Task to complete: Copy the material that follows word for word and omit its pictures.

Entries taken from a collection
>> Start
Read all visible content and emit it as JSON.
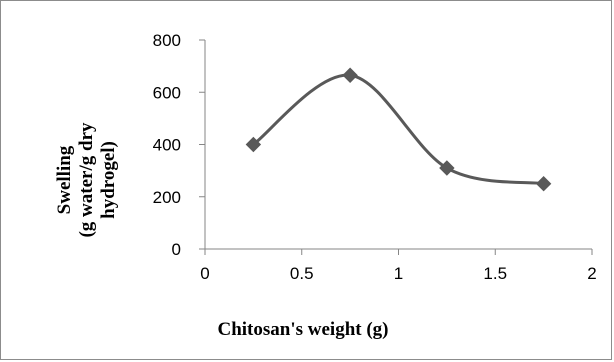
{
  "chart_data": {
    "type": "line",
    "title": "",
    "xlabel": "Chitosan's weight (g)",
    "ylabel_lines": [
      "Swelling",
      "(g water/g dry",
      "hydrogel)"
    ],
    "x": [
      0.25,
      0.75,
      1.25,
      1.75
    ],
    "series": [
      {
        "values": [
          400,
          665,
          310,
          250
        ]
      }
    ],
    "xlim": [
      0,
      2
    ],
    "ylim": [
      0,
      800
    ],
    "x_ticks": [
      0,
      0.5,
      1,
      1.5,
      2
    ],
    "x_tick_labels": [
      "0",
      "0.5",
      "1",
      "1.5",
      "2"
    ],
    "y_ticks": [
      0,
      200,
      400,
      600,
      800
    ],
    "y_tick_labels": [
      "0",
      "200",
      "400",
      "600",
      "800"
    ],
    "grid": false,
    "legend": "none",
    "smooth": true,
    "marker": "diamond",
    "line_color": "#595959",
    "marker_color": "#595959"
  }
}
>> End
Exercise result:
Read all visible content and emit it as JSON.
{
  "chart_data": {
    "type": "line",
    "title": "",
    "xlabel": "Chitosan's weight (g)",
    "ylabel_lines": [
      "Swelling",
      "(g water/g dry",
      "hydrogel)"
    ],
    "x": [
      0.25,
      0.75,
      1.25,
      1.75
    ],
    "series": [
      {
        "values": [
          400,
          665,
          310,
          250
        ]
      }
    ],
    "xlim": [
      0,
      2
    ],
    "ylim": [
      0,
      800
    ],
    "x_ticks": [
      0,
      0.5,
      1,
      1.5,
      2
    ],
    "x_tick_labels": [
      "0",
      "0.5",
      "1",
      "1.5",
      "2"
    ],
    "y_ticks": [
      0,
      200,
      400,
      600,
      800
    ],
    "y_tick_labels": [
      "0",
      "200",
      "400",
      "600",
      "800"
    ],
    "grid": false,
    "legend": "none",
    "smooth": true,
    "marker": "diamond",
    "line_color": "#595959",
    "marker_color": "#595959"
  }
}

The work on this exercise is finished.